-- start --

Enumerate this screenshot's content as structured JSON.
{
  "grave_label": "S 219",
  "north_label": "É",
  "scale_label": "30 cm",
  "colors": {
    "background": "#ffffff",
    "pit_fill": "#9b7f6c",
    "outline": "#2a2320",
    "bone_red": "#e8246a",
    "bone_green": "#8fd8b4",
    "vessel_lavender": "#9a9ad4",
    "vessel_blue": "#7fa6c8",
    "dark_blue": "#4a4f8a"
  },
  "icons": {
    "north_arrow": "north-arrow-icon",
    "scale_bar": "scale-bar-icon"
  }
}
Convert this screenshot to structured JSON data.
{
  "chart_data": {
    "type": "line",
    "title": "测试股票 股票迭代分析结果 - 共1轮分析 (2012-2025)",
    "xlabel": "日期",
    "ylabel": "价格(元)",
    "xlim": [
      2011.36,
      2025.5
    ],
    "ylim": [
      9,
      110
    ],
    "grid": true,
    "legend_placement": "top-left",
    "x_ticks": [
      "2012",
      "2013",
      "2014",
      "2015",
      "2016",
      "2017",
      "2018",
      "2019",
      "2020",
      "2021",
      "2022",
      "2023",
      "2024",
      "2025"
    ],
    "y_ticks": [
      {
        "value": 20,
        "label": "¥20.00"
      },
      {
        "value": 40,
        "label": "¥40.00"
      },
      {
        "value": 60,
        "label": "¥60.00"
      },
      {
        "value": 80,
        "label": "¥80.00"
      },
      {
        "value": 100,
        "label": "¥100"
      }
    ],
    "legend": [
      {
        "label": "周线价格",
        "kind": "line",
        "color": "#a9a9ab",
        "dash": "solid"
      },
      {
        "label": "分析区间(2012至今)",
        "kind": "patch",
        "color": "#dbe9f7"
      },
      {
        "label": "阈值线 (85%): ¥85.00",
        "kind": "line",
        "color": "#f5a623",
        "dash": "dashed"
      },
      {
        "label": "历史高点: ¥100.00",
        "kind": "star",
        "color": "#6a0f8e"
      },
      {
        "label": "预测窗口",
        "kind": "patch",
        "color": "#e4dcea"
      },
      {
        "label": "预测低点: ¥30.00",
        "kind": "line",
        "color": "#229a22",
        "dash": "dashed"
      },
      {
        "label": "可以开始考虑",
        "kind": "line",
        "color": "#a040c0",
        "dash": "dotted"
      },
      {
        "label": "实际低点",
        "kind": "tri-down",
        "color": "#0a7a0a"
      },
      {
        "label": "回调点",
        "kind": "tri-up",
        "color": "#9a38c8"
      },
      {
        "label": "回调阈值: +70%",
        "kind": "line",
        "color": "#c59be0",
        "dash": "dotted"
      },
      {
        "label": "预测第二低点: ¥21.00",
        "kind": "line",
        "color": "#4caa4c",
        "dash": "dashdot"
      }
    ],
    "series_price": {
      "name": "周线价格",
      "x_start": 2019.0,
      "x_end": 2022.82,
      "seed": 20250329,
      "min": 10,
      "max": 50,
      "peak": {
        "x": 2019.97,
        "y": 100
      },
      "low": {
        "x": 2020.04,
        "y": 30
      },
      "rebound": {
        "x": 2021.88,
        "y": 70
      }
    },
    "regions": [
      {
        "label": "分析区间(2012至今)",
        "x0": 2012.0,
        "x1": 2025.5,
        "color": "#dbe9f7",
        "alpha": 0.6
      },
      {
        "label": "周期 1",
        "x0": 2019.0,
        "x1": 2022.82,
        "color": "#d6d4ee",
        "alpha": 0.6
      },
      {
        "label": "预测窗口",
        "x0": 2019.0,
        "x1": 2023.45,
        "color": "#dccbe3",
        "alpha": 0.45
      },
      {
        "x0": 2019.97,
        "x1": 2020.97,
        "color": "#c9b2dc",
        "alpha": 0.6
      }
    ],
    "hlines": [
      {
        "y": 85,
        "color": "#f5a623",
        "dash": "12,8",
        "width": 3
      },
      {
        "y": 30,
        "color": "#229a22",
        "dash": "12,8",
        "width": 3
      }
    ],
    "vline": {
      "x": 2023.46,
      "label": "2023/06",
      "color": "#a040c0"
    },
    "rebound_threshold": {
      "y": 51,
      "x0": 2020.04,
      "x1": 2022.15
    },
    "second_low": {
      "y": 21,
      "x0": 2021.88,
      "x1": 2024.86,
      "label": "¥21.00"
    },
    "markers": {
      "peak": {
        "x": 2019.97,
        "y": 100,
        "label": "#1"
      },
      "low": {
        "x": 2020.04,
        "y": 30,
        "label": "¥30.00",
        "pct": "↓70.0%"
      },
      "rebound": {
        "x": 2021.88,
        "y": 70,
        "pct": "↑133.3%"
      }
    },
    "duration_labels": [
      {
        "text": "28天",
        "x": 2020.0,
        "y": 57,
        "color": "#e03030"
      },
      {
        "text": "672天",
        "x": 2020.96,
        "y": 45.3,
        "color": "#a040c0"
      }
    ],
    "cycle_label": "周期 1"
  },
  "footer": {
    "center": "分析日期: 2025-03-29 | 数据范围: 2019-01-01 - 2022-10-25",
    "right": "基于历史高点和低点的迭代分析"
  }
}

-- end --

*What to do*
Filter the records above and return every line that holds the word "screenshot".

*Expected answer*
Enumerate this screenshot's content as structured JSON.
Convert this screenshot to structured JSON data.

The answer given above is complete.